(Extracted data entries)
============

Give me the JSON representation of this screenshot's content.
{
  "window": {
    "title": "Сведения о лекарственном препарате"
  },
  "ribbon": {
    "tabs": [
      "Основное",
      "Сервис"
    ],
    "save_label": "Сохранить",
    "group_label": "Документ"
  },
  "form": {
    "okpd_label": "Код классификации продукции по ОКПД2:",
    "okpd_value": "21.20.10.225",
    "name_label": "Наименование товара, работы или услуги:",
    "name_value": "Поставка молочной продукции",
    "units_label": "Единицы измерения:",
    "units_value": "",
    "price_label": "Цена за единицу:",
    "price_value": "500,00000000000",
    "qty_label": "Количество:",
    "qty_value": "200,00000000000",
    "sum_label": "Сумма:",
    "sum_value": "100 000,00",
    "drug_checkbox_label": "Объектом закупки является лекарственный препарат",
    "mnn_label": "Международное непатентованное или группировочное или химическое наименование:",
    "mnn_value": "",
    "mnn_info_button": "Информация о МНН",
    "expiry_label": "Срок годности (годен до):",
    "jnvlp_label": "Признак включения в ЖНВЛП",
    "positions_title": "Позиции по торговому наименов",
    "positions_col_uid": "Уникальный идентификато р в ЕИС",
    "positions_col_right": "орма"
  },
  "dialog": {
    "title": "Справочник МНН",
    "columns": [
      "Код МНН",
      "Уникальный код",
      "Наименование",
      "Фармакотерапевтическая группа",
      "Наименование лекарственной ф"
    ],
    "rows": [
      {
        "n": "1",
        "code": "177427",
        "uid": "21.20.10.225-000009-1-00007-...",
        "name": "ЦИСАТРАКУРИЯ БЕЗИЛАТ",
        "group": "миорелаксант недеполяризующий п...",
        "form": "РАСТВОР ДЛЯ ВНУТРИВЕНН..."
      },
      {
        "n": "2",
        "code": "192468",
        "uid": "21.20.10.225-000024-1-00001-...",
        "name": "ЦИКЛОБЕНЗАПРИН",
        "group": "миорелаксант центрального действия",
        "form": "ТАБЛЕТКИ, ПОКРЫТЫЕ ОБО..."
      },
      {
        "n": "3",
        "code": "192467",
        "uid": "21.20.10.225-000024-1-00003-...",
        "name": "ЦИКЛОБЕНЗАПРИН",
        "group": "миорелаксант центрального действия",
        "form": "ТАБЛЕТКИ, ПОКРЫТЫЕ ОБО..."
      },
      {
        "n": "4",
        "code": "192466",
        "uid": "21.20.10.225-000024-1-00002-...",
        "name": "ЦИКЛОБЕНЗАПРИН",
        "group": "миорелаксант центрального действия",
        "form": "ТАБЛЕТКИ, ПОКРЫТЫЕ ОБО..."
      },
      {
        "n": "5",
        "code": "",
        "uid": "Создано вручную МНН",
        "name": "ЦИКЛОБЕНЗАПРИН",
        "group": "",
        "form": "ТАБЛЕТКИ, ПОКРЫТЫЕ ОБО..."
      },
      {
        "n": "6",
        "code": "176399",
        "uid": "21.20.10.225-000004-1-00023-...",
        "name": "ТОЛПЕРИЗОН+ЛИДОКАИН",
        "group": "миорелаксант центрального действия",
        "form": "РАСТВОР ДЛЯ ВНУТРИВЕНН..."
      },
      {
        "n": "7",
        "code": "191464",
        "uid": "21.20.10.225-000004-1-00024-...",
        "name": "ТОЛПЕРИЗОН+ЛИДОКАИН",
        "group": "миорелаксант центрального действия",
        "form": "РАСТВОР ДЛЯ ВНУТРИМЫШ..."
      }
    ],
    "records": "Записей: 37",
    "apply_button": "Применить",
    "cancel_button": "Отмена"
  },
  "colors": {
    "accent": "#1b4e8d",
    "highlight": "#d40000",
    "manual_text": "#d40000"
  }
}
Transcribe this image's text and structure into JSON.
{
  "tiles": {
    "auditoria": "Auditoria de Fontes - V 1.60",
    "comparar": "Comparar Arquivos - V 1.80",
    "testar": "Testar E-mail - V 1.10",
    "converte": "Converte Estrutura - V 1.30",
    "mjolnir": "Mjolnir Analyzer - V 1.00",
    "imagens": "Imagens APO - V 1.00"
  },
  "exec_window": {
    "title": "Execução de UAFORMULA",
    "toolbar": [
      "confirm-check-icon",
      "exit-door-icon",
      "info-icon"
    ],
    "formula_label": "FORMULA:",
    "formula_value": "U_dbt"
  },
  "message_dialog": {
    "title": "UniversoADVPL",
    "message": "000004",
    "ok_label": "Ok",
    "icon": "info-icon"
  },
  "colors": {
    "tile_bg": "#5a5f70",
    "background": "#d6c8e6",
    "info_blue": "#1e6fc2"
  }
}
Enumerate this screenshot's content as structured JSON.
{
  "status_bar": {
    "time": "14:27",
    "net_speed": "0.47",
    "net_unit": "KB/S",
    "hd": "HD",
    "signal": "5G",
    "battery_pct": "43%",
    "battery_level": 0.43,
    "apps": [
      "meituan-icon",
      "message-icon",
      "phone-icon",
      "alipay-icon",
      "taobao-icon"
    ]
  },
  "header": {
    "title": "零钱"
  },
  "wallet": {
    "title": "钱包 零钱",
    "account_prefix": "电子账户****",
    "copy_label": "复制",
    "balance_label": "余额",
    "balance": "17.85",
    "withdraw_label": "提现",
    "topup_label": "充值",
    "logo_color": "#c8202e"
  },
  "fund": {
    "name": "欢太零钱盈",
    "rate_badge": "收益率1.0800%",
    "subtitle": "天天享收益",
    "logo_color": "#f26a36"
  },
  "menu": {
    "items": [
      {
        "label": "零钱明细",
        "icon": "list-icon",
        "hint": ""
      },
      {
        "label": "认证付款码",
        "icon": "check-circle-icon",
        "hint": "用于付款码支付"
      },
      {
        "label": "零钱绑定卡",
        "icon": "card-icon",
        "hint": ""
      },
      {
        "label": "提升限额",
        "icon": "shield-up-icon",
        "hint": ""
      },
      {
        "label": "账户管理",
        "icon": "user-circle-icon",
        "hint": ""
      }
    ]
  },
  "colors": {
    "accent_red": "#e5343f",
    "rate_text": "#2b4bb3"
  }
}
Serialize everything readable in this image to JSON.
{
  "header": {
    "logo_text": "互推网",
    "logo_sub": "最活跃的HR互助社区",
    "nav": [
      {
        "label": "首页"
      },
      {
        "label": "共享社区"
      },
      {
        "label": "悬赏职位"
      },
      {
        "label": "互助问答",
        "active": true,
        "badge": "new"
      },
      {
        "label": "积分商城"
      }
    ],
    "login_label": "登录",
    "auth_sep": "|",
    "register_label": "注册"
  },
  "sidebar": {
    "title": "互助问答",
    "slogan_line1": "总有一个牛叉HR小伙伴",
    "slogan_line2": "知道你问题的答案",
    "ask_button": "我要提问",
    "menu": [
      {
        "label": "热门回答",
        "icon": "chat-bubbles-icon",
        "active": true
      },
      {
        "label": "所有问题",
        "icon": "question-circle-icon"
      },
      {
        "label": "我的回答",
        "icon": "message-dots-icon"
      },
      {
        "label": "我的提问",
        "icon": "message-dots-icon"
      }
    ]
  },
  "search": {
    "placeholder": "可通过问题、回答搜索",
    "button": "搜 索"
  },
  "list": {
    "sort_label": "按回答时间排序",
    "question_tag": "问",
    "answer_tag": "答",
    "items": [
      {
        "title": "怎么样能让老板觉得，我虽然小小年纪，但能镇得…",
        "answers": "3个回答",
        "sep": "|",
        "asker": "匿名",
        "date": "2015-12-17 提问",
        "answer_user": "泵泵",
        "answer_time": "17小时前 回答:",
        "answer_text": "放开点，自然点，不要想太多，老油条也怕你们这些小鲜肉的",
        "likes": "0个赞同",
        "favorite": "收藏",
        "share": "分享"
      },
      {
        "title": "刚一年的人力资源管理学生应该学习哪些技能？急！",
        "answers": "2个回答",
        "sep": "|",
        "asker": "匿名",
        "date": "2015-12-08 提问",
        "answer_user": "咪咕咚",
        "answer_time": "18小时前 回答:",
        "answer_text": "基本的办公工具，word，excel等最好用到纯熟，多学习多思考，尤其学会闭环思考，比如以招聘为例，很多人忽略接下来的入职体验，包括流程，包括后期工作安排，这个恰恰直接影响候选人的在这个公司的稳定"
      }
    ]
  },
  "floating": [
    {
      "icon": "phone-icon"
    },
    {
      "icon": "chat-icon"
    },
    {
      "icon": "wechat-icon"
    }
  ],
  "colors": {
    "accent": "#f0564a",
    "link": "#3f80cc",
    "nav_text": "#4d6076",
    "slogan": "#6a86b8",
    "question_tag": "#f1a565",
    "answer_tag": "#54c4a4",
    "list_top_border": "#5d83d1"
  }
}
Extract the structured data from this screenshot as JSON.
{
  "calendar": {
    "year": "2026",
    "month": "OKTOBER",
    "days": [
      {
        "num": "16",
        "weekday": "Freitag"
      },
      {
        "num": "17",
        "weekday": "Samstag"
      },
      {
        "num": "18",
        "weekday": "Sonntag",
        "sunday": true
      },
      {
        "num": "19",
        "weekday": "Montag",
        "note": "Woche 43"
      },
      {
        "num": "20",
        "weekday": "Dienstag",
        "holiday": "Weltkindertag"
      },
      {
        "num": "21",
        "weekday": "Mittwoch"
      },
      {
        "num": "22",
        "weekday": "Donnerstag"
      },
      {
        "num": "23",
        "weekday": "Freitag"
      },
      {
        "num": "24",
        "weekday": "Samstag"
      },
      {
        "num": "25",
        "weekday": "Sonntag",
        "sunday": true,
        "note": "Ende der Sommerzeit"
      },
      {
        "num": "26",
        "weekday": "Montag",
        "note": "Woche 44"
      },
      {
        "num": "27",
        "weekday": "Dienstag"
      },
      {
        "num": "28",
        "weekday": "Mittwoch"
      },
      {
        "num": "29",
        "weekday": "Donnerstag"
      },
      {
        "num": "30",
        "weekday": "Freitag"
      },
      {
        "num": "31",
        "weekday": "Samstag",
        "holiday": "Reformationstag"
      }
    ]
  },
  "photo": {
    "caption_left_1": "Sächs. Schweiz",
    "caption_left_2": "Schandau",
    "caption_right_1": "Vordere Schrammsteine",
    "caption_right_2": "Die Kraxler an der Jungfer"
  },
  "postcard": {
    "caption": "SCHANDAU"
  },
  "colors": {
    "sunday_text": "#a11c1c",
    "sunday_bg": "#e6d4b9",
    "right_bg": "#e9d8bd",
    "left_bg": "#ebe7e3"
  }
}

============

Required task —
Out of the material above, select every line that holds the string "code".

Expected answer —
        "code": "177427",
        "code": "192468",
        "code": "192467",
        "code": "192466",
        "code": "",
        "code": "176399",
        "code": "191464",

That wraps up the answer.